##### SUPPLIED RECORDS #####

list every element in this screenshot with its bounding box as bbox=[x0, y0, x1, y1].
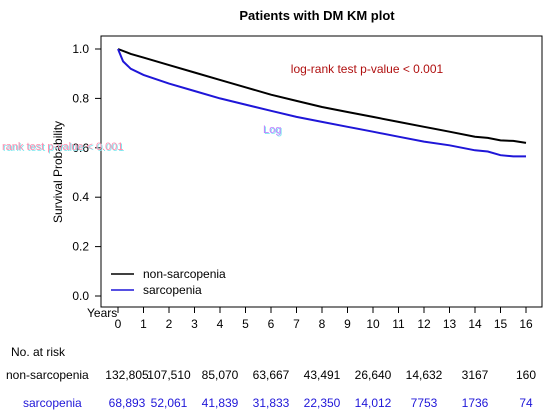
x-tick-label: 4 bbox=[217, 317, 224, 331]
risk-value: 41,839 bbox=[201, 396, 239, 410]
risk-value: 85,070 bbox=[201, 368, 239, 382]
survival-curves bbox=[117, 48, 527, 158]
legend: non-sarcopenia sarcopenia bbox=[111, 267, 226, 297]
risk-value: 160 bbox=[515, 368, 537, 382]
risk-value: 63,667 bbox=[252, 368, 290, 382]
x-tick-label: 15 bbox=[494, 317, 508, 331]
y-tick-label: 0.0 bbox=[72, 289, 89, 303]
x-tick-label: 6 bbox=[268, 317, 275, 331]
x-tick-label: 8 bbox=[319, 317, 326, 331]
left-ghost-annotation: rank test p-value < 0.001 bbox=[2, 141, 124, 153]
risk-value: 107,510 bbox=[147, 368, 191, 382]
x-tick-label: 13 bbox=[443, 317, 457, 331]
x-tick-label: 14 bbox=[468, 317, 482, 331]
risk-table-title: No. at risk bbox=[11, 345, 66, 359]
risk-row-label: sarcopenia bbox=[23, 396, 82, 410]
risk-value: 14,632 bbox=[405, 368, 443, 382]
y-axis: 0.0 0.2 0.4 0.6 0.8 1.0 bbox=[72, 42, 101, 303]
risk-value: 1736 bbox=[461, 396, 489, 410]
log-rank-annotation: log-rank test p-value < 0.001 bbox=[291, 62, 444, 76]
x-tick-label: 1 bbox=[140, 317, 147, 331]
y-tick-label: 0.2 bbox=[72, 240, 89, 254]
risk-value: 7753 bbox=[410, 396, 438, 410]
x-tick-label: 10 bbox=[366, 317, 380, 331]
risk-value: 31,833 bbox=[252, 396, 290, 410]
x-axis-label: Years bbox=[87, 306, 117, 320]
y-axis-label: Survival Probability bbox=[51, 121, 65, 223]
risk-value: 43,491 bbox=[303, 368, 341, 382]
x-tick-label: 5 bbox=[242, 317, 249, 331]
legend-label-non-sarcopenia: non-sarcopenia bbox=[143, 267, 226, 281]
risk-value: 22,350 bbox=[303, 396, 341, 410]
y-tick-label: 1.0 bbox=[72, 42, 89, 56]
x-tick-label: 3 bbox=[191, 317, 198, 331]
x-tick-label: 16 bbox=[519, 317, 533, 331]
risk-row-label: non-sarcopenia bbox=[6, 368, 89, 382]
y-tick-label: 0.8 bbox=[72, 91, 89, 105]
risk-value: 52,061 bbox=[150, 396, 188, 410]
series-line-sarcopenia bbox=[117, 48, 526, 158]
x-tick-label: 11 bbox=[392, 317, 405, 331]
risk-value: 74 bbox=[519, 396, 533, 410]
chart-title: Patients with DM KM plot bbox=[239, 8, 395, 23]
x-tick-label: 0 bbox=[115, 317, 122, 331]
risk-value: 3167 bbox=[461, 368, 489, 382]
risk-value: 14,012 bbox=[354, 396, 392, 410]
y-tick-label: 0.4 bbox=[72, 190, 89, 204]
risk-value: 26,640 bbox=[354, 368, 392, 382]
series-line-non-sarcopenia bbox=[117, 48, 527, 144]
risk-value: 132,805 bbox=[105, 368, 149, 382]
center-ghost-annotation: Log bbox=[263, 124, 282, 136]
x-tick-label: 9 bbox=[344, 317, 351, 331]
x-tick-label: 12 bbox=[417, 317, 431, 331]
y-tick-label: 0.6 bbox=[72, 141, 89, 155]
risk-value: 68,893 bbox=[108, 396, 146, 410]
legend-label-sarcopenia: sarcopenia bbox=[143, 283, 202, 297]
x-tick-label: 2 bbox=[166, 317, 173, 331]
x-axis: 0 1 2 3 4 5 6 7 8 9 10 11 12 13 14 15 16 bbox=[115, 307, 533, 331]
x-tick-label: 7 bbox=[293, 317, 300, 331]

#####

**WHAT YOU NEED TO DO**
Since the pictures are not wanted, copy only the text of the records above, exactly.

**ANSWER BOX**
list every element in this screenshot with its bounding box as bbox=[x0, y0, x1, y1].
x-tick-label: 4 bbox=[217, 317, 224, 331]
risk-value: 41,839 bbox=[201, 396, 239, 410]
risk-value: 85,070 bbox=[201, 368, 239, 382]
survival-curves bbox=[117, 48, 527, 158]
legend: non-sarcopenia sarcopenia bbox=[111, 267, 226, 297]
risk-value: 160 bbox=[515, 368, 537, 382]
risk-value: 63,667 bbox=[252, 368, 290, 382]
x-tick-label: 15 bbox=[494, 317, 508, 331]
y-tick-label: 0.0 bbox=[72, 289, 89, 303]
x-tick-label: 6 bbox=[268, 317, 275, 331]
x-tick-label: 8 bbox=[319, 317, 326, 331]
left-ghost-annotation: rank test p-value < 0.001 bbox=[2, 141, 124, 153]
risk-value: 107,510 bbox=[147, 368, 191, 382]
x-tick-label: 13 bbox=[443, 317, 457, 331]
x-tick-label: 14 bbox=[468, 317, 482, 331]
risk-table-title: No. at risk bbox=[11, 345, 66, 359]
risk-row-label: sarcopenia bbox=[23, 396, 82, 410]
risk-value: 14,632 bbox=[405, 368, 443, 382]
y-axis: 0.0 0.2 0.4 0.6 0.8 1.0 bbox=[72, 42, 101, 303]
risk-value: 1736 bbox=[461, 396, 489, 410]
log-rank-annotation: log-rank test p-value < 0.001 bbox=[291, 62, 444, 76]
x-tick-label: 1 bbox=[140, 317, 147, 331]
y-tick-label: 0.2 bbox=[72, 240, 89, 254]
risk-value: 7753 bbox=[410, 396, 438, 410]
x-tick-label: 10 bbox=[366, 317, 380, 331]
risk-value: 31,833 bbox=[252, 396, 290, 410]
x-axis-label: Years bbox=[87, 306, 117, 320]
y-axis-label: Survival Probability bbox=[51, 121, 65, 223]
risk-value: 43,491 bbox=[303, 368, 341, 382]
x-tick-label: 5 bbox=[242, 317, 249, 331]
legend-label-non-sarcopenia: non-sarcopenia bbox=[143, 267, 226, 281]
risk-value: 22,350 bbox=[303, 396, 341, 410]
y-tick-label: 1.0 bbox=[72, 42, 89, 56]
x-tick-label: 3 bbox=[191, 317, 198, 331]
x-tick-label: 16 bbox=[519, 317, 533, 331]
risk-row-label: non-sarcopenia bbox=[6, 368, 89, 382]
y-tick-label: 0.8 bbox=[72, 91, 89, 105]
risk-value: 52,061 bbox=[150, 396, 188, 410]
series-line-sarcopenia bbox=[117, 48, 526, 158]
x-tick-label: 11 bbox=[392, 317, 405, 331]
risk-value: 74 bbox=[519, 396, 533, 410]
chart-title: Patients with DM KM plot bbox=[239, 8, 395, 23]
x-tick-label: 0 bbox=[115, 317, 122, 331]
risk-value: 3167 bbox=[461, 368, 489, 382]
risk-value: 14,012 bbox=[354, 396, 392, 410]
y-tick-label: 0.4 bbox=[72, 190, 89, 204]
risk-value: 26,640 bbox=[354, 368, 392, 382]
series-line-non-sarcopenia bbox=[117, 48, 527, 144]
risk-value: 132,805 bbox=[105, 368, 149, 382]
center-ghost-annotation: Log bbox=[263, 124, 282, 136]
x-tick-label: 9 bbox=[344, 317, 351, 331]
x-tick-label: 12 bbox=[417, 317, 431, 331]
y-tick-label: 0.6 bbox=[72, 141, 89, 155]
risk-value: 68,893 bbox=[108, 396, 146, 410]
legend-label-sarcopenia: sarcopenia bbox=[143, 283, 202, 297]
x-tick-label: 2 bbox=[166, 317, 173, 331]
x-axis: 0 1 2 3 4 5 6 7 8 9 10 11 12 13 14 15 16 bbox=[115, 307, 533, 331]
x-tick-label: 7 bbox=[293, 317, 300, 331]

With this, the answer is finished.